■ TASK STATEMENT
Print the entries in full, word for word, but not the pictures.

[[ DATA PROVIDED open ]]

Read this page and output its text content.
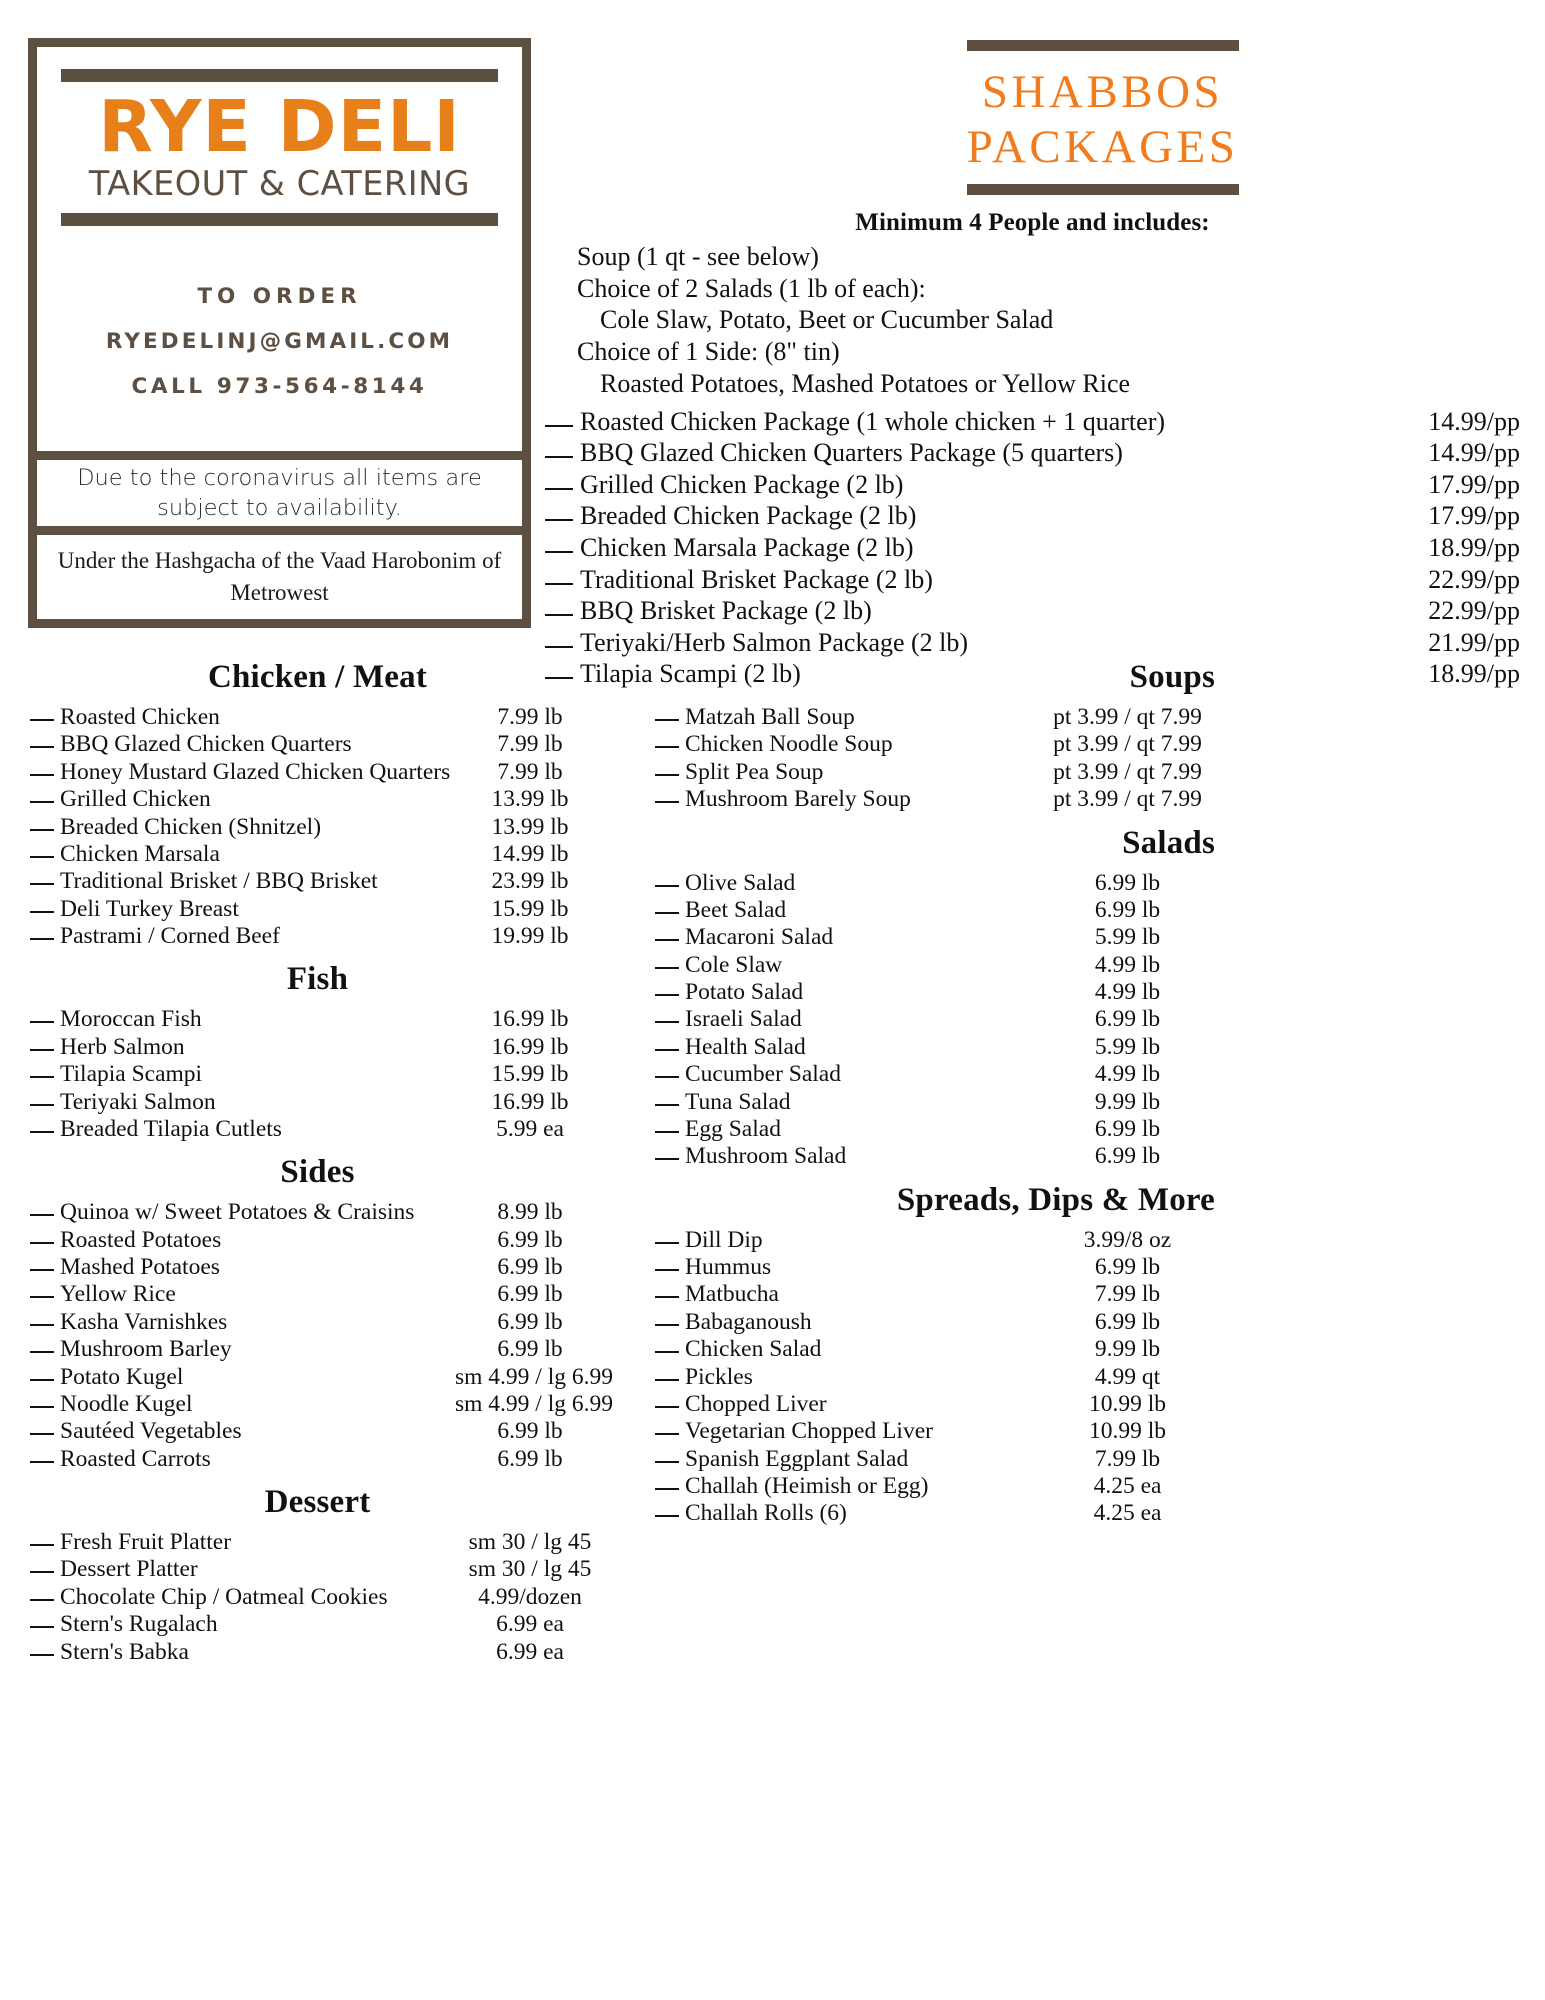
RYE DELI
TAKEOUT & CATERING
TO ORDER
RYEDELINJ@GMAIL.COM
CALL 973-564-8144
Due to the coronavirus all items are subject to availability.
Under the Hashgacha of the Vaad Harobonim of Metrowest
SHABBOS
PACKAGES
Minimum 4 People and includes:
Soup (1 qt - see below)
Choice of 2 Salads (1 lb of each):
Cole Slaw, Potato, Beet or Cucumber Salad
Choice of 1 Side: (8" tin)
Roasted Potatoes, Mashed Potatoes or Yellow Rice
Roasted Chicken Package (1 whole chicken + 1 quarter)	14.99/pp
BBQ Glazed Chicken Quarters Package (5 quarters)	14.99/pp
Grilled Chicken Package (2 lb)	17.99/pp
Breaded Chicken Package (2 lb)	17.99/pp
Chicken Marsala Package (2 lb)	18.99/pp
Traditional Brisket Package (2 lb)	22.99/pp
BBQ Brisket Package (2 lb)	22.99/pp
Teriyaki/Herb Salmon Package (2 lb)	21.99/pp
Tilapia Scampi (2 lb)	18.99/pp
Chicken / Meat
Roasted Chicken	7.99 lb
BBQ Glazed Chicken Quarters	7.99 lb
Honey Mustard Glazed Chicken Quarters	7.99 lb
Grilled Chicken	13.99 lb
Breaded Chicken (Shnitzel)	13.99 lb
Chicken Marsala	14.99 lb
Traditional Brisket / BBQ Brisket	23.99 lb
Deli Turkey Breast	15.99 lb
Pastrami / Corned Beef	19.99 lb
Fish
Moroccan Fish	16.99 lb
Herb Salmon	16.99 lb
Tilapia Scampi	15.99 lb
Teriyaki Salmon	16.99 lb
Breaded Tilapia Cutlets	5.99 ea
Sides
Quinoa w/ Sweet Potatoes & Craisins	8.99 lb
Roasted Potatoes	6.99 lb
Mashed Potatoes	6.99 lb
Yellow Rice	6.99 lb
Kasha Varnishkes	6.99 lb
Mushroom Barley	6.99 lb
Potato Kugel	sm 4.99 / lg 6.99
Noodle Kugel	sm 4.99 / lg 6.99
Sautéed Vegetables	6.99 lb
Roasted Carrots	6.99 lb
Dessert
Fresh Fruit Platter	sm 30 / lg 45
Dessert Platter	sm 30 / lg 45
Chocolate Chip / Oatmeal Cookies	4.99/dozen
Stern's Rugalach	6.99 ea
Stern's Babka	6.99 ea
Soups
Matzah Ball Soup	pt 3.99 / qt 7.99
Chicken Noodle Soup	pt 3.99 / qt 7.99
Split Pea Soup	pt 3.99 / qt 7.99
Mushroom Barely Soup	pt 3.99 / qt 7.99
Salads
Olive Salad	6.99 lb
Beet Salad	6.99 lb
Macaroni Salad	5.99 lb
Cole Slaw	4.99 lb
Potato Salad	4.99 lb
Israeli Salad	6.99 lb
Health Salad	5.99 lb
Cucumber Salad	4.99 lb
Tuna Salad	9.99 lb
Egg Salad	6.99 lb
Mushroom Salad	6.99 lb
Spreads, Dips & More
Dill Dip	3.99/8 oz
Hummus	6.99 lb
Matbucha	7.99 lb
Babaganoush	6.99 lb
Chicken Salad	9.99 lb
Pickles	4.99 qt
Chopped Liver	10.99 lb
Vegetarian Chopped Liver	10.99 lb
Spanish Eggplant Salad	7.99 lb
Challah (Heimish or Egg)	4.25 ea
Challah Rolls (6)	4.25 ea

[[ DATA PROVIDED closed ]]

■ WRITTEN SOLUTION
Read this page and output its text content.
RYE DELI
TAKEOUT & CATERING
TO ORDER
RYEDELINJ@GMAIL.COM
CALL 973-564-8144
Due to the coronavirus all items are subject to availability.
Under the Hashgacha of the Vaad Harobonim of Metrowest
SHABBOS
PACKAGES
Minimum 4 People and includes:
Soup (1 qt - see below)
Choice of 2 Salads (1 lb of each):
Cole Slaw, Potato, Beet or Cucumber Salad
Choice of 1 Side: (8" tin)
Roasted Potatoes, Mashed Potatoes or Yellow Rice
Roasted Chicken Package (1 whole chicken + 1 quarter)	14.99/pp
BBQ Glazed Chicken Quarters Package (5 quarters)	14.99/pp
Grilled Chicken Package (2 lb)	17.99/pp
Breaded Chicken Package (2 lb)	17.99/pp
Chicken Marsala Package (2 lb)	18.99/pp
Traditional Brisket Package (2 lb)	22.99/pp
BBQ Brisket Package (2 lb)	22.99/pp
Teriyaki/Herb Salmon Package (2 lb)	21.99/pp
Tilapia Scampi (2 lb)	18.99/pp
Chicken / Meat
Roasted Chicken	7.99 lb
BBQ Glazed Chicken Quarters	7.99 lb
Honey Mustard Glazed Chicken Quarters	7.99 lb
Grilled Chicken	13.99 lb
Breaded Chicken (Shnitzel)	13.99 lb
Chicken Marsala	14.99 lb
Traditional Brisket / BBQ Brisket	23.99 lb
Deli Turkey Breast	15.99 lb
Pastrami / Corned Beef	19.99 lb
Fish
Moroccan Fish	16.99 lb
Herb Salmon	16.99 lb
Tilapia Scampi	15.99 lb
Teriyaki Salmon	16.99 lb
Breaded Tilapia Cutlets	5.99 ea
Sides
Quinoa w/ Sweet Potatoes & Craisins	8.99 lb
Roasted Potatoes	6.99 lb
Mashed Potatoes	6.99 lb
Yellow Rice	6.99 lb
Kasha Varnishkes	6.99 lb
Mushroom Barley	6.99 lb
Potato Kugel	sm 4.99 / lg 6.99
Noodle Kugel	sm 4.99 / lg 6.99
Sautéed Vegetables	6.99 lb
Roasted Carrots	6.99 lb
Dessert
Fresh Fruit Platter	sm 30 / lg 45
Dessert Platter	sm 30 / lg 45
Chocolate Chip / Oatmeal Cookies	4.99/dozen
Stern's Rugalach	6.99 ea
Stern's Babka	6.99 ea
Soups
Matzah Ball Soup	pt 3.99 / qt 7.99
Chicken Noodle Soup	pt 3.99 / qt 7.99
Split Pea Soup	pt 3.99 / qt 7.99
Mushroom Barely Soup	pt 3.99 / qt 7.99
Salads
Olive Salad	6.99 lb
Beet Salad	6.99 lb
Macaroni Salad	5.99 lb
Cole Slaw	4.99 lb
Potato Salad	4.99 lb
Israeli Salad	6.99 lb
Health Salad	5.99 lb
Cucumber Salad	4.99 lb
Tuna Salad	9.99 lb
Egg Salad	6.99 lb
Mushroom Salad	6.99 lb
Spreads, Dips & More
Dill Dip	3.99/8 oz
Hummus	6.99 lb
Matbucha	7.99 lb
Babaganoush	6.99 lb
Chicken Salad	9.99 lb
Pickles	4.99 qt
Chopped Liver	10.99 lb
Vegetarian Chopped Liver	10.99 lb
Spanish Eggplant Salad	7.99 lb
Challah (Heimish or Egg)	4.25 ea
Challah Rolls (6)	4.25 ea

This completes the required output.